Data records
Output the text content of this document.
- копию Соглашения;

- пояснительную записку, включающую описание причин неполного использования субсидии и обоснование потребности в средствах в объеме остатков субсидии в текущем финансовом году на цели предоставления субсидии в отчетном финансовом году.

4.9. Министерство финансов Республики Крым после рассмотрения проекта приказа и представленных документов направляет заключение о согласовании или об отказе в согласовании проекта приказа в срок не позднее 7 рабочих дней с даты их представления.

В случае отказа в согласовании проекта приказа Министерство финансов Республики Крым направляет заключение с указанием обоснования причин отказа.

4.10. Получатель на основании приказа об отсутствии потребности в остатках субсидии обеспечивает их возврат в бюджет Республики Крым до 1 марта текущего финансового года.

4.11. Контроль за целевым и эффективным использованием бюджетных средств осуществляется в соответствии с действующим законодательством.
--
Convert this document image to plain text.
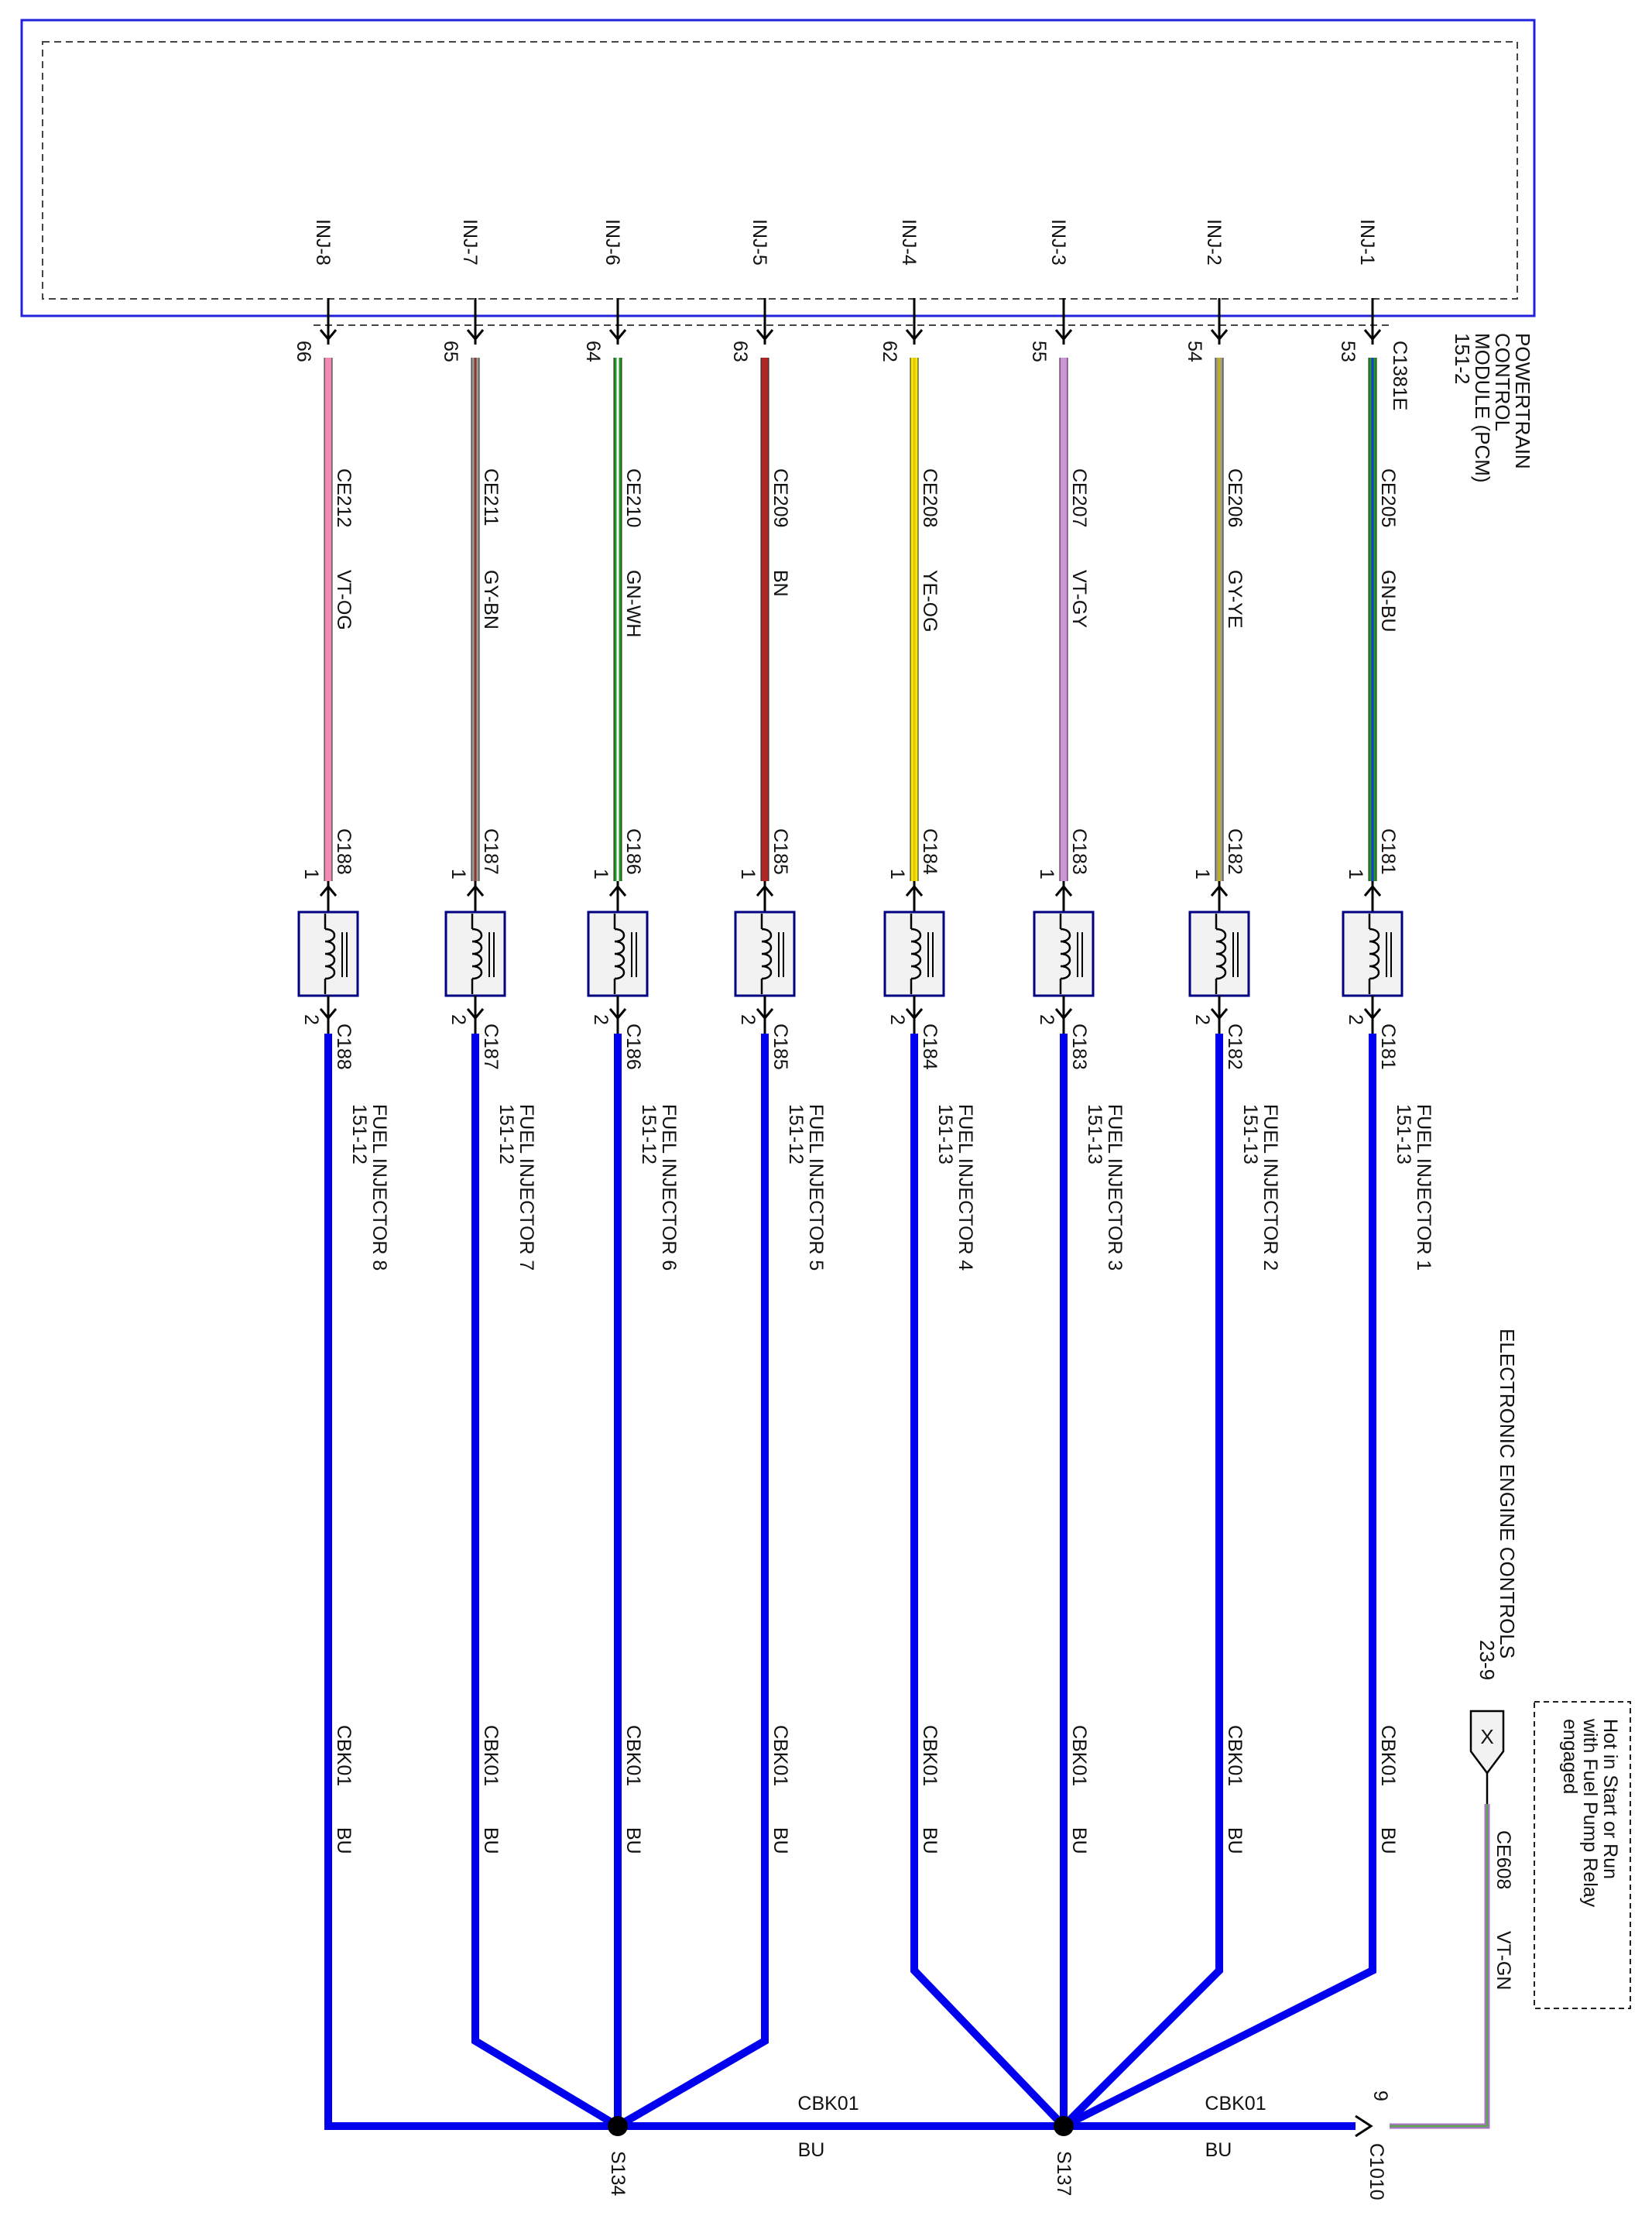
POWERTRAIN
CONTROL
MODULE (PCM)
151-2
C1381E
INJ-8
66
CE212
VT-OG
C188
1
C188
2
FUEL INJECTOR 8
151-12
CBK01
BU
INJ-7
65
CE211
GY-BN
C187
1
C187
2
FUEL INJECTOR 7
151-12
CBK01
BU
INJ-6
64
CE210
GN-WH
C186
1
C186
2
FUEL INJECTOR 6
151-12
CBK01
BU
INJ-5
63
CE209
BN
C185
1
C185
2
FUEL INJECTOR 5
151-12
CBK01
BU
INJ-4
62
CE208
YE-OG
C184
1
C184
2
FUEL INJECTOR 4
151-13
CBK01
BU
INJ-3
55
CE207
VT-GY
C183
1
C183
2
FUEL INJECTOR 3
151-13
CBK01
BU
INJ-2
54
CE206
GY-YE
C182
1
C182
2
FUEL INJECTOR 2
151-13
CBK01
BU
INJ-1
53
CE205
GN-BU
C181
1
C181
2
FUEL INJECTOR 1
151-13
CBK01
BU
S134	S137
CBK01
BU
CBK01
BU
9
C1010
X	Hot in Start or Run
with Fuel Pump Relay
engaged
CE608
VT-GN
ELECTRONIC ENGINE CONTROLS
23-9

> _WORK REQUIRED_
Among the lines of the data, identify those with the word "заключение". Copy each of them.

> _SOLUTION TO THIS PROBLEM_
4.9. Министерство финансов Республики Крым после рассмотрения проекта приказа и представленных документов направляет заключение о согласовании или об отказе в согласовании проекта приказа в срок не позднее 7 рабочих дней с даты их представления.
В случае отказа в согласовании проекта приказа Министерство финансов Республики Крым направляет заключение с указанием обоснования причин отказа.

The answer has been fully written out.